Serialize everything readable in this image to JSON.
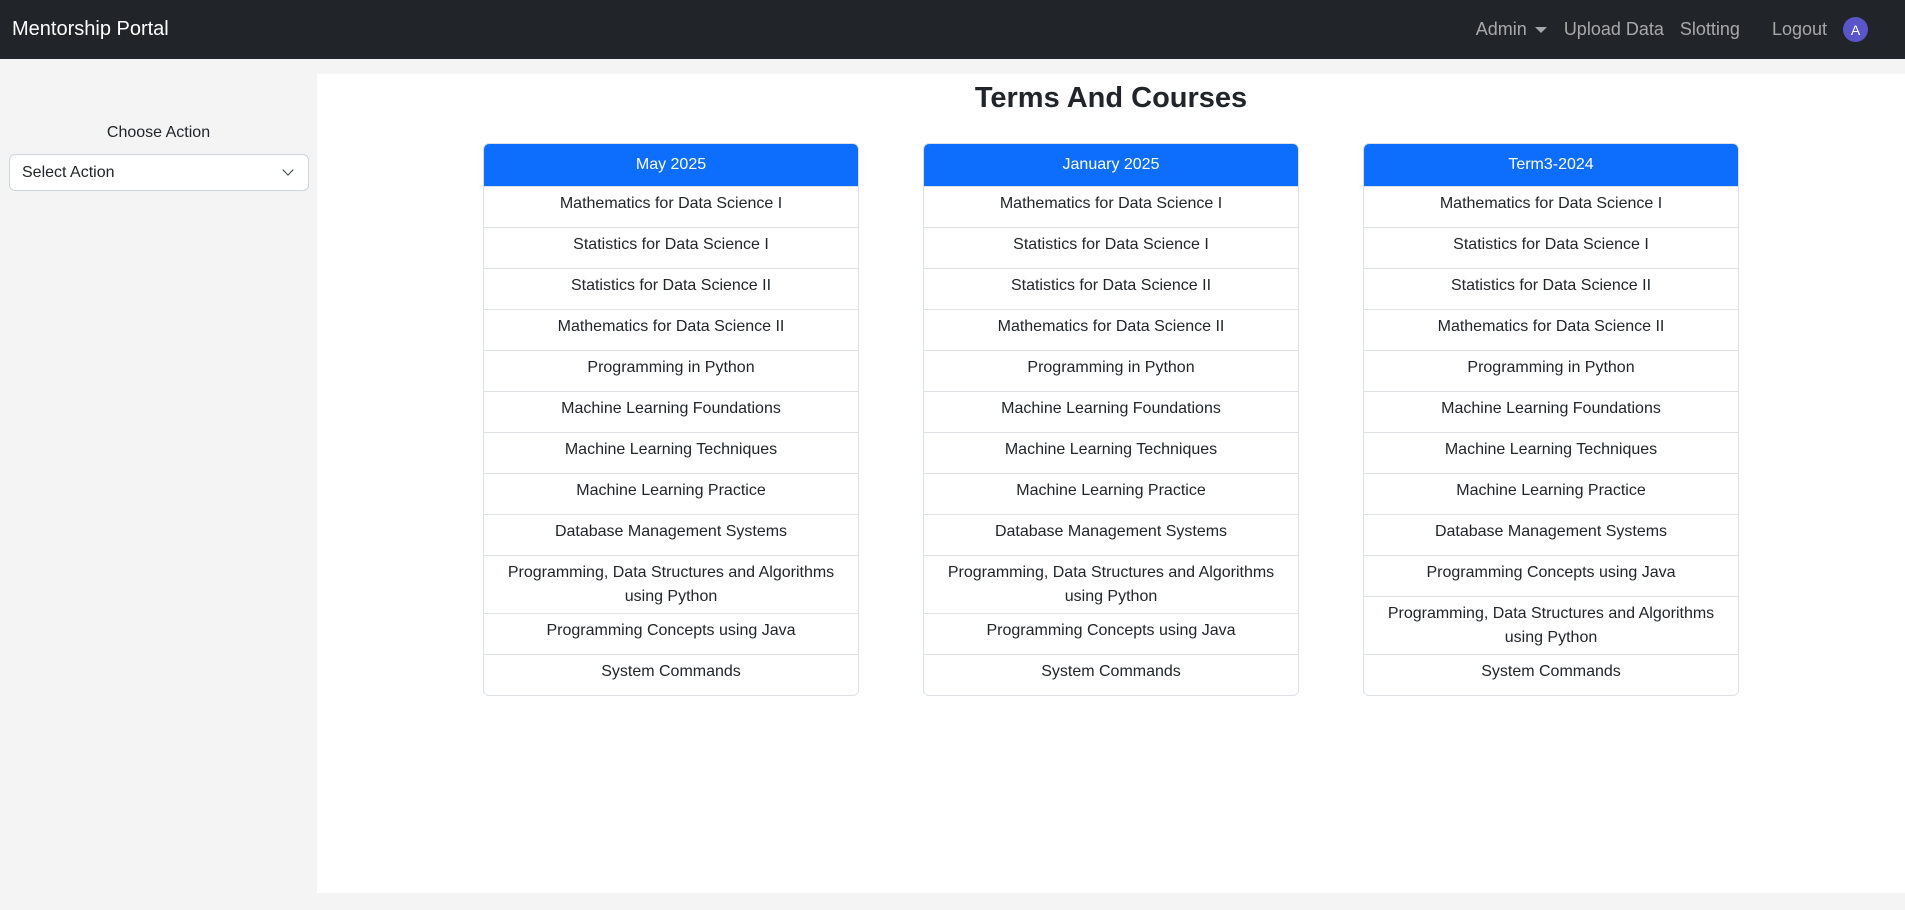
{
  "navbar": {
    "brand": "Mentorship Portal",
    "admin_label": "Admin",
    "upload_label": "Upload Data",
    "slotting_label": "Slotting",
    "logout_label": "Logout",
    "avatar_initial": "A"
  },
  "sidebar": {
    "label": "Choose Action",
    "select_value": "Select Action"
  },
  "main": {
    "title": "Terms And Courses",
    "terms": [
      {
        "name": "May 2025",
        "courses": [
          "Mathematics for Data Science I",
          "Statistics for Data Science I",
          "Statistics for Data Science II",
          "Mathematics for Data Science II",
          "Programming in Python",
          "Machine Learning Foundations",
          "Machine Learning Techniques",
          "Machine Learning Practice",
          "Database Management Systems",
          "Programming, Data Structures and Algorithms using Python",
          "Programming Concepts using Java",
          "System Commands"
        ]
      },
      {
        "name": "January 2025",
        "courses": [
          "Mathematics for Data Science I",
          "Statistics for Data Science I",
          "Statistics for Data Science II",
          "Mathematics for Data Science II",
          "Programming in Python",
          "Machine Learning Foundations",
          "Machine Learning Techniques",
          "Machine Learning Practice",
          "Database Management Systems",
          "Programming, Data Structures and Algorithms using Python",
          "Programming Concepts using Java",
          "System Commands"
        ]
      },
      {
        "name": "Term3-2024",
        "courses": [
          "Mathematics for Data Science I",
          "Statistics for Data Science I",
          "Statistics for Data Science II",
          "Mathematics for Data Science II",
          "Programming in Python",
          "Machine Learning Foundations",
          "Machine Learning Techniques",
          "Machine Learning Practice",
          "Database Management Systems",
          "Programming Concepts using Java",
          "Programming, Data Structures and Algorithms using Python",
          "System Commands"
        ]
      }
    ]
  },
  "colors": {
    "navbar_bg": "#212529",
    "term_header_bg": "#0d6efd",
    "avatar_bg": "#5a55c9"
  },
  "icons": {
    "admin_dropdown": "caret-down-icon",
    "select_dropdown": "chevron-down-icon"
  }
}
◆ ◆ ◆ ◆
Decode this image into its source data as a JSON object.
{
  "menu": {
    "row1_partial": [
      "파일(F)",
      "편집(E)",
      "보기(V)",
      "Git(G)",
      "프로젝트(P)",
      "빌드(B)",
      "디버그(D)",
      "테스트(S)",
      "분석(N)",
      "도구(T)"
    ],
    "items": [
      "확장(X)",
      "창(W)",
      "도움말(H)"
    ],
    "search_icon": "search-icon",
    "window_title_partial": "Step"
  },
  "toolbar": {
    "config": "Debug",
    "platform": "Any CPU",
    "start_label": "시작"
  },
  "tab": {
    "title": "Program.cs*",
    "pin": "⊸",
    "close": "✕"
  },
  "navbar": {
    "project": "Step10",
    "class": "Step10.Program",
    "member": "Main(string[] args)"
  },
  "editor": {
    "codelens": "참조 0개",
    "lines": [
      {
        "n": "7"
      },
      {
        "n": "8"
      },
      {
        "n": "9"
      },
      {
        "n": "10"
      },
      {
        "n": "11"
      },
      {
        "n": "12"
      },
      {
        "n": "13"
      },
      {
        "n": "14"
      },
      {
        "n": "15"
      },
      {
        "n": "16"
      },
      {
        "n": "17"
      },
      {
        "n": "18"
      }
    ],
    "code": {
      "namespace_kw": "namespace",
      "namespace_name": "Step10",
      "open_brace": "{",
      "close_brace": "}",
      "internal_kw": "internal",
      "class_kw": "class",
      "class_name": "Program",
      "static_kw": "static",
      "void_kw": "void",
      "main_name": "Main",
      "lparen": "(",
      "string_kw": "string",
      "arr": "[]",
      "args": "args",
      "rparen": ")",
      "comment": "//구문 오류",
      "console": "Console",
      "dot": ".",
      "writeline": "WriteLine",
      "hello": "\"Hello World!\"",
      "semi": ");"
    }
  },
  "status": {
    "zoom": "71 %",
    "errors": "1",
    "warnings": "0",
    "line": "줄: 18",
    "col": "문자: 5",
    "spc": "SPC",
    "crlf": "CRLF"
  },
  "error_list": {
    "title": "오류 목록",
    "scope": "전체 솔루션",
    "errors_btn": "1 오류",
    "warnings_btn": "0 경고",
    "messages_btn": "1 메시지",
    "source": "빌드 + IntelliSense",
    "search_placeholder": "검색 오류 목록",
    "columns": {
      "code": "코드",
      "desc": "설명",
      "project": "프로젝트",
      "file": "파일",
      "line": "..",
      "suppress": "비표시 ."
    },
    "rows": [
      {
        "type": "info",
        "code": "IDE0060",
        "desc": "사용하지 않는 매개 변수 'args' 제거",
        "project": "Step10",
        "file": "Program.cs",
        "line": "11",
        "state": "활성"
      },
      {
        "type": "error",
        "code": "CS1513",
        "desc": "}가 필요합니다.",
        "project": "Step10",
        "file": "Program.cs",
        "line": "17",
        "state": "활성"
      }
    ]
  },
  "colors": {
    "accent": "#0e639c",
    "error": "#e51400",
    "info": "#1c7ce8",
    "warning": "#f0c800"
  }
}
◆ ◆ ◆ ◆
*Task requirements*: From the listing above, copy every line that includes the word "JSON".

*Written response*:
Serialize everything readable in this image to JSON.
Decode this image into its source data as a JSON object.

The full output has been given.